── Record list

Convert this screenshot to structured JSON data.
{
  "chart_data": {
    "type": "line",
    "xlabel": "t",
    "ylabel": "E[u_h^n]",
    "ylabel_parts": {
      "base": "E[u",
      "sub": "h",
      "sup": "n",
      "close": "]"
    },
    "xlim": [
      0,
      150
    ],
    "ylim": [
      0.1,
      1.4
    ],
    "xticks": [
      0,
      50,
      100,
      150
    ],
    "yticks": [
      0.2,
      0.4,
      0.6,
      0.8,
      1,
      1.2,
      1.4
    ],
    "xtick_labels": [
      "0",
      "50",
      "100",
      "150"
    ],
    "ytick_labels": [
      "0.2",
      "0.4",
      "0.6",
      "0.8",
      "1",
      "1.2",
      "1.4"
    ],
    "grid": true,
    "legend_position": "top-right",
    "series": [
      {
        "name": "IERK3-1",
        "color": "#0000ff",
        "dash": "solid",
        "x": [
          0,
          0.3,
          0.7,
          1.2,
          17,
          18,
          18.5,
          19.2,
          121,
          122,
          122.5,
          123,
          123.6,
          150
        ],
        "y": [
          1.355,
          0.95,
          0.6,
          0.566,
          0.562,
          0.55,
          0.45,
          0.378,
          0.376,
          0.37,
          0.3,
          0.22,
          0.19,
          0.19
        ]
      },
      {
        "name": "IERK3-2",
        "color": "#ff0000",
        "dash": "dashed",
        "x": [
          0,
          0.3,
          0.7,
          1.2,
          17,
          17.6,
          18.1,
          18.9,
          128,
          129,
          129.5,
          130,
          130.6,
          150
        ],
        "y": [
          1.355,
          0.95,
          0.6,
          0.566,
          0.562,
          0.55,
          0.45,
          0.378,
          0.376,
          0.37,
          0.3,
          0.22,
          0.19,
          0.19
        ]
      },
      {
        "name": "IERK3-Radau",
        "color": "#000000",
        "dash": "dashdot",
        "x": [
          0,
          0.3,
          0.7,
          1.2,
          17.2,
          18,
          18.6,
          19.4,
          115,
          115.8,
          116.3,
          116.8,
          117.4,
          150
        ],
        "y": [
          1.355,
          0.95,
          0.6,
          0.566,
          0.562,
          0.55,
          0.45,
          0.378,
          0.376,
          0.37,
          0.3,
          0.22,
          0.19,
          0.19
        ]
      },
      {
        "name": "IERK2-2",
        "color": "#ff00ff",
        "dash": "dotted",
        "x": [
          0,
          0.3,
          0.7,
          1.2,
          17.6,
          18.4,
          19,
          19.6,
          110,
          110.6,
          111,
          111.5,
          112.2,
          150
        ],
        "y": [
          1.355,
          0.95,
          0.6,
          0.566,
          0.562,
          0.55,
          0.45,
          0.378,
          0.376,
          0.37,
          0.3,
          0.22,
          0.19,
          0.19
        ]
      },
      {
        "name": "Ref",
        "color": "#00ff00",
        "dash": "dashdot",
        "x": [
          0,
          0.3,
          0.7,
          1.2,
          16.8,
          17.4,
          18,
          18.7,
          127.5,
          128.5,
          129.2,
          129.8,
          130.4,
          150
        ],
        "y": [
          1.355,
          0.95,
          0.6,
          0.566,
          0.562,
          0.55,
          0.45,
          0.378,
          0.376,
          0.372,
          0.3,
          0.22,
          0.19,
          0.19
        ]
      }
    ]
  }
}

────

Exercise description: Read the entries and show each line that mentions "color".

Exercise solution:
        "color": "#0000ff",
        "color": "#ff0000",
        "color": "#000000",
        "color": "#ff00ff",
        "color": "#00ff00",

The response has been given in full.